Available records ▸
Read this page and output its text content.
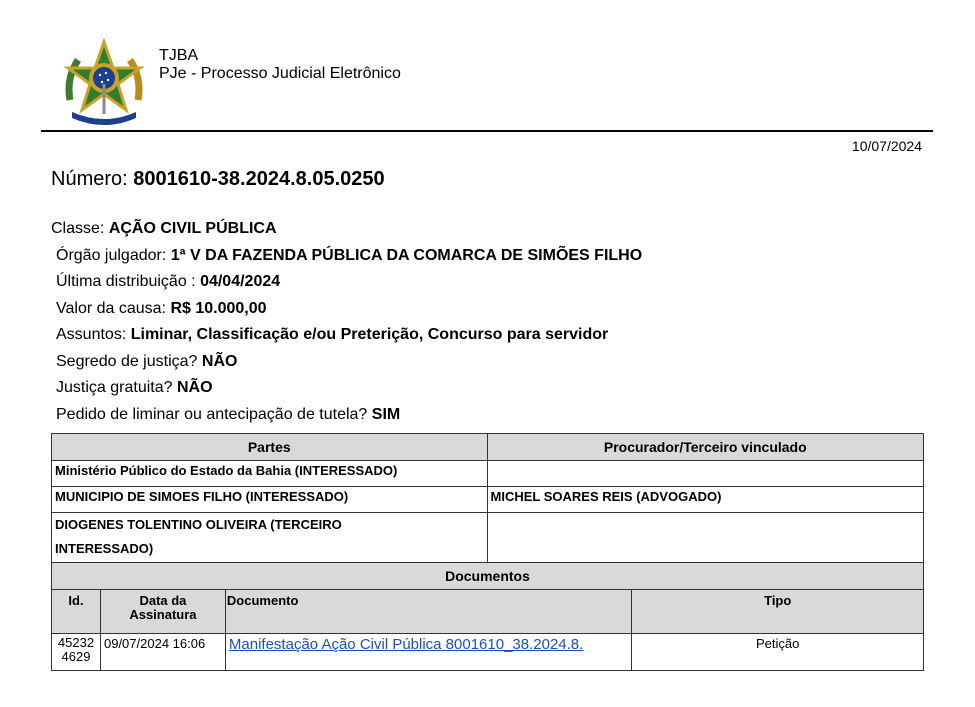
TJBA
PJe - Processo Judicial Eletrônico
10/07/2024
Número: 8001610-38.2024.8.05.0250
Classe: AÇÃO CIVIL PÚBLICA
Órgão julgador: 1ª V DA FAZENDA PÚBLICA DA COMARCA DE SIMÕES FILHO
Última distribuição : 04/04/2024
Valor da causa: R$ 10.000,00
Assuntos: Liminar, Classificação e/ou Preterição, Concurso para servidor
Segredo de justiça? NÃO
Justiça gratuita? NÃO
Pedido de liminar ou antecipação de tutela? SIM
Partes	Procurador/Terceiro vinculado
Ministério Público do Estado da Bahia (INTERESSADO)	
MUNICIPIO DE SIMOES FILHO (INTERESSADO)	MICHEL SOARES REIS (ADVOGADO)
DIOGENES TOLENTINO OLIVEIRA (TERCEIRO INTERESSADO)	
Documentos			
Id.	Data da Assinatura	Documento	Tipo
452324629	09/07/2024 16:06	Manifestação Ação Civil Pública 8001610_38.2024.8.	Petição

Exercise ▸
Without the pictures, write out every entry exactly as it appears.

Result of the task ▸
Read this page and output its text content.
TJBA
PJe - Processo Judicial Eletrônico
10/07/2024
Número: 8001610-38.2024.8.05.0250
Classe: AÇÃO CIVIL PÚBLICA
Órgão julgador: 1ª V DA FAZENDA PÚBLICA DA COMARCA DE SIMÕES FILHO
Última distribuição : 04/04/2024
Valor da causa: R$ 10.000,00
Assuntos: Liminar, Classificação e/ou Preterição, Concurso para servidor
Segredo de justiça? NÃO
Justiça gratuita? NÃO
Pedido de liminar ou antecipação de tutela? SIM
Partes	Procurador/Terceiro vinculado
Ministério Público do Estado da Bahia (INTERESSADO)	
MUNICIPIO DE SIMOES FILHO (INTERESSADO)	MICHEL SOARES REIS (ADVOGADO)
DIOGENES TOLENTINO OLIVEIRA (TERCEIRO INTERESSADO)	
Documentos			
Id.	Data da Assinatura	Documento	Tipo
452324629	09/07/2024 16:06	Manifestação Ação Civil Pública 8001610_38.2024.8.	Petição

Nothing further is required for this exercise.